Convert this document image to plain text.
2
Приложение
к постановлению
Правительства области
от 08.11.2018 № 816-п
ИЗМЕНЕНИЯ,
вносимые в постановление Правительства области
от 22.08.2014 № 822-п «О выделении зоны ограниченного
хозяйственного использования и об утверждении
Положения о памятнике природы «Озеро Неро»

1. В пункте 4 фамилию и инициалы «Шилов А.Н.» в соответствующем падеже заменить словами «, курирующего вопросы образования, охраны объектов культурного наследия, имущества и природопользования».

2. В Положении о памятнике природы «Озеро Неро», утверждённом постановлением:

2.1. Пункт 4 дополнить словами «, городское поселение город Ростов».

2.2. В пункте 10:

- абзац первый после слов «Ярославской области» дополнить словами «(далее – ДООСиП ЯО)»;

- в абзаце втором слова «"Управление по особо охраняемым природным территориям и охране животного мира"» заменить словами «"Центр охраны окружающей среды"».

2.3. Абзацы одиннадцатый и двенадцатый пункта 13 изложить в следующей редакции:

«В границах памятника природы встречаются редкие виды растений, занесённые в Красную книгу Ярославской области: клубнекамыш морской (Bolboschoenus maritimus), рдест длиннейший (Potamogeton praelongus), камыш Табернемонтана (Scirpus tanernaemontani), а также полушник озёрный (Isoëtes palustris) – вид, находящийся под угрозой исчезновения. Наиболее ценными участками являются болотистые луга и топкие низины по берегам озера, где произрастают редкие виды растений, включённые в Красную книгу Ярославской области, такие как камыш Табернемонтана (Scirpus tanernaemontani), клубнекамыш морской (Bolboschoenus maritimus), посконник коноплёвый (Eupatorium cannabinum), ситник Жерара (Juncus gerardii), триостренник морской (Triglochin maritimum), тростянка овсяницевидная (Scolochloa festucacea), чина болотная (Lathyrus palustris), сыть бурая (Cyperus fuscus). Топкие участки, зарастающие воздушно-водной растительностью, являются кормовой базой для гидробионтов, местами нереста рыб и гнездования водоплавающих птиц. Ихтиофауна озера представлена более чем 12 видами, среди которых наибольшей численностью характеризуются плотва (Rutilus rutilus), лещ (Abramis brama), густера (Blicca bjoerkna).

What to work on: Everything in the listing above should be restated exactly.

The answer:
Convert this document image to plain text.
2
Приложение
к постановлению
Правительства области
от 08.11.2018 № 816-п
ИЗМЕНЕНИЯ,
вносимые в постановление Правительства области
от 22.08.2014 № 822-п «О выделении зоны ограниченного
хозяйственного использования и об утверждении
Положения о памятнике природы «Озеро Неро»

1. В пункте 4 фамилию и инициалы «Шилов А.Н.» в соответствующем падеже заменить словами «, курирующего вопросы образования, охраны объектов культурного наследия, имущества и природопользования».

2. В Положении о памятнике природы «Озеро Неро», утверждённом постановлением:

2.1. Пункт 4 дополнить словами «, городское поселение город Ростов».

2.2. В пункте 10:

- абзац первый после слов «Ярославской области» дополнить словами «(далее – ДООСиП ЯО)»;

- в абзаце втором слова «"Управление по особо охраняемым природным территориям и охране животного мира"» заменить словами «"Центр охраны окружающей среды"».

2.3. Абзацы одиннадцатый и двенадцатый пункта 13 изложить в следующей редакции:

«В границах памятника природы встречаются редкие виды растений, занесённые в Красную книгу Ярославской области: клубнекамыш морской (Bolboschoenus maritimus), рдест длиннейший (Potamogeton praelongus), камыш Табернемонтана (Scirpus tanernaemontani), а также полушник озёрный (Isoëtes palustris) – вид, находящийся под угрозой исчезновения. Наиболее ценными участками являются болотистые луга и топкие низины по берегам озера, где произрастают редкие виды растений, включённые в Красную книгу Ярославской области, такие как камыш Табернемонтана (Scirpus tanernaemontani), клубнекамыш морской (Bolboschoenus maritimus), посконник коноплёвый (Eupatorium cannabinum), ситник Жерара (Juncus gerardii), триостренник морской (Triglochin maritimum), тростянка овсяницевидная (Scolochloa festucacea), чина болотная (Lathyrus palustris), сыть бурая (Cyperus fuscus). Топкие участки, зарастающие воздушно-водной растительностью, являются кормовой базой для гидробионтов, местами нереста рыб и гнездования водоплавающих птиц. Ихтиофауна озера представлена более чем 12 видами, среди которых наибольшей численностью характеризуются плотва (Rutilus rutilus), лещ (Abramis brama), густера (Blicca bjoerkna).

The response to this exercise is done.